[A block of data]

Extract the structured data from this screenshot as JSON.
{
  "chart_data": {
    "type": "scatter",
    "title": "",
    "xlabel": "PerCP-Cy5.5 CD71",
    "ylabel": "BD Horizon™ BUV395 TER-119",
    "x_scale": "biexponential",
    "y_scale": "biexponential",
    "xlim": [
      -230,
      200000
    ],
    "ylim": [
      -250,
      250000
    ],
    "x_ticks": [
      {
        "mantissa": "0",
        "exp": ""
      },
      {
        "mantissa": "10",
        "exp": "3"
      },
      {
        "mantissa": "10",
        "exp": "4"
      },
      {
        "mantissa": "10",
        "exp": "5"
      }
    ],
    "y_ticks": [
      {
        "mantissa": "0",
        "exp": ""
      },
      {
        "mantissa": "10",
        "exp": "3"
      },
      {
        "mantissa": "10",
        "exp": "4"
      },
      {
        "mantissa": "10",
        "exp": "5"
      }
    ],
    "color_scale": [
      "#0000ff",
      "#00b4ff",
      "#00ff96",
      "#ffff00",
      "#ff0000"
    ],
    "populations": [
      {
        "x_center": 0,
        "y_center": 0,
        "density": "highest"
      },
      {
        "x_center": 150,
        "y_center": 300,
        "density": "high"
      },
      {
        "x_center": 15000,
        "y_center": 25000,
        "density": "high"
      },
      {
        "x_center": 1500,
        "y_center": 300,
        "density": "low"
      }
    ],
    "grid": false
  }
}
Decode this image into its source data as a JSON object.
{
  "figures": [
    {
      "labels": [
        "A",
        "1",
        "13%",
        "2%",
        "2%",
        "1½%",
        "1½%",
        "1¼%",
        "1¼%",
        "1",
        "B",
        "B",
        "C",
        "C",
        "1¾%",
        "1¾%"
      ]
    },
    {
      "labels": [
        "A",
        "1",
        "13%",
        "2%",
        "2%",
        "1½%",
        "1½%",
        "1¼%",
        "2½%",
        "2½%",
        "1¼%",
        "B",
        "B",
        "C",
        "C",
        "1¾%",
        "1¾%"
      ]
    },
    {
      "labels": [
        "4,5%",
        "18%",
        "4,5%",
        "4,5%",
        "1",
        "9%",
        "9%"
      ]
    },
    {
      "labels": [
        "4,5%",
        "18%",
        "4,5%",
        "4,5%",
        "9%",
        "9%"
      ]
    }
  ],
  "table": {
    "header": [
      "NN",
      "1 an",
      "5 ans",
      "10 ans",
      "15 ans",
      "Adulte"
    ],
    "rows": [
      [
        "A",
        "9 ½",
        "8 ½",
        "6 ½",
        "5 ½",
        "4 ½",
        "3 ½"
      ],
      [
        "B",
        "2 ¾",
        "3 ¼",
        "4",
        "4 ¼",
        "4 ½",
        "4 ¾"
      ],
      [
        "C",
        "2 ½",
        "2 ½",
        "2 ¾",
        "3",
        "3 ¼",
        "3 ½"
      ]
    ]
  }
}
...
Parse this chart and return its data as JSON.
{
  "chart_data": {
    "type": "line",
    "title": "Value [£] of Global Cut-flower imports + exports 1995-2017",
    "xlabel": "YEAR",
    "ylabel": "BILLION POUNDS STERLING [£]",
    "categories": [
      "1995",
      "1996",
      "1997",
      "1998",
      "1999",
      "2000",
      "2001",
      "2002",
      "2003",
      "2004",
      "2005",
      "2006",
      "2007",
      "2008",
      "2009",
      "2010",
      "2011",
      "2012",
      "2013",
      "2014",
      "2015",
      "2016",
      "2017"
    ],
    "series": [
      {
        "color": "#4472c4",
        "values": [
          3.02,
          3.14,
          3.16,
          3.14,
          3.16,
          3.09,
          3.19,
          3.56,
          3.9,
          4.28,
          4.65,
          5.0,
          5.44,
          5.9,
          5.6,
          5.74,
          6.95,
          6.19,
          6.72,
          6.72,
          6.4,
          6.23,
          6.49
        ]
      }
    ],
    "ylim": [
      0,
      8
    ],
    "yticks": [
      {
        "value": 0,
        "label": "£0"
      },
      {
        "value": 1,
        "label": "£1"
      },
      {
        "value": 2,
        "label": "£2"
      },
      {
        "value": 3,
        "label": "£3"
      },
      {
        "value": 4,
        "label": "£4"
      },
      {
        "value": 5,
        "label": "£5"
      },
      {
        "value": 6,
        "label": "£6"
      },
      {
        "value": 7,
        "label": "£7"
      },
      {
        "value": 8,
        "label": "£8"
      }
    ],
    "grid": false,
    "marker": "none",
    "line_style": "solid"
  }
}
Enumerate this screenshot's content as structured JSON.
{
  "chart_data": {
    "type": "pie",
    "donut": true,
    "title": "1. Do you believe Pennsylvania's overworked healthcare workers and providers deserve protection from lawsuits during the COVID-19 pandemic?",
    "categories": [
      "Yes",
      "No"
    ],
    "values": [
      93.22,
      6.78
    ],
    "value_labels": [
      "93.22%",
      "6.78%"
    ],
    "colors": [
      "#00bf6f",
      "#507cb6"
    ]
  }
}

PROBLEM TO SOLVE: In the records above, collect each line with "density".

PROBLEM SOLUTION:
        "density": "highest"
        "density": "high"
        "density": "high"
        "density": "low"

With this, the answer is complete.